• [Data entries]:
###

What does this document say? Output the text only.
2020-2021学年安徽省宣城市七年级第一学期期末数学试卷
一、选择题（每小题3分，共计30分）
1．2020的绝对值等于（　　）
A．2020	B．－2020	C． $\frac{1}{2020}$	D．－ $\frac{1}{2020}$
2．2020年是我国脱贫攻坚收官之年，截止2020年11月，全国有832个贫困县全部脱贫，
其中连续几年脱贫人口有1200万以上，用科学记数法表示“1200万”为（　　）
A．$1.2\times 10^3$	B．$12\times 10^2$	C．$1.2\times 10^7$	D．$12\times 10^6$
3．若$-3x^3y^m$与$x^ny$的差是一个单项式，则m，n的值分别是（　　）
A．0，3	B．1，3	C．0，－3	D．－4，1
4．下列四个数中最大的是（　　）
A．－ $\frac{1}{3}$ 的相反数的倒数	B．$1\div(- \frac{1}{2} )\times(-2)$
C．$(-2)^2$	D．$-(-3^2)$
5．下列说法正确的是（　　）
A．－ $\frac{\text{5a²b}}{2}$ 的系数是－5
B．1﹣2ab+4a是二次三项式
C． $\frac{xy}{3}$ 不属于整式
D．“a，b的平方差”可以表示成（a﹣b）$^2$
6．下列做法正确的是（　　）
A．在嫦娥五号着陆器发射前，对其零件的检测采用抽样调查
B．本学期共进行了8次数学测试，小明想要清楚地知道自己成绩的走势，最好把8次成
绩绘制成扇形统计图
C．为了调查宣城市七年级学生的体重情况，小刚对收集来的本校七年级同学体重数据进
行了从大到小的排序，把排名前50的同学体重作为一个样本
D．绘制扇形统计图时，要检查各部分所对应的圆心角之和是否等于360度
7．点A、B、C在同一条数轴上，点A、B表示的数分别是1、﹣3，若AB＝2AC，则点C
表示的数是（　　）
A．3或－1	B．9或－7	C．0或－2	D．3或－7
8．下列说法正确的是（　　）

###

• [WORK TO COMPLETE]: Set all of the records down again, exactly as they stand.

• [THE COMPLETED TASK]:
What does this document say? Output the text only.
2020-2021学年安徽省宣城市七年级第一学期期末数学试卷
一、选择题（每小题3分，共计30分）
1．2020的绝对值等于（　　）
A．2020	B．－2020	C． $\frac{1}{2020}$	D．－ $\frac{1}{2020}$
2．2020年是我国脱贫攻坚收官之年，截止2020年11月，全国有832个贫困县全部脱贫，
其中连续几年脱贫人口有1200万以上，用科学记数法表示“1200万”为（　　）
A．$1.2\times 10^3$	B．$12\times 10^2$	C．$1.2\times 10^7$	D．$12\times 10^6$
3．若$-3x^3y^m$与$x^ny$的差是一个单项式，则m，n的值分别是（　　）
A．0，3	B．1，3	C．0，－3	D．－4，1
4．下列四个数中最大的是（　　）
A．－ $\frac{1}{3}$ 的相反数的倒数	B．$1\div(- \frac{1}{2} )\times(-2)$
C．$(-2)^2$	D．$-(-3^2)$
5．下列说法正确的是（　　）
A．－ $\frac{\text{5a²b}}{2}$ 的系数是－5
B．1﹣2ab+4a是二次三项式
C． $\frac{xy}{3}$ 不属于整式
D．“a，b的平方差”可以表示成（a﹣b）$^2$
6．下列做法正确的是（　　）
A．在嫦娥五号着陆器发射前，对其零件的检测采用抽样调查
B．本学期共进行了8次数学测试，小明想要清楚地知道自己成绩的走势，最好把8次成
绩绘制成扇形统计图
C．为了调查宣城市七年级学生的体重情况，小刚对收集来的本校七年级同学体重数据进
行了从大到小的排序，把排名前50的同学体重作为一个样本
D．绘制扇形统计图时，要检查各部分所对应的圆心角之和是否等于360度
7．点A、B、C在同一条数轴上，点A、B表示的数分别是1、﹣3，若AB＝2AC，则点C
表示的数是（　　）
A．3或－1	B．9或－7	C．0或－2	D．3或－7
8．下列说法正确的是（　　）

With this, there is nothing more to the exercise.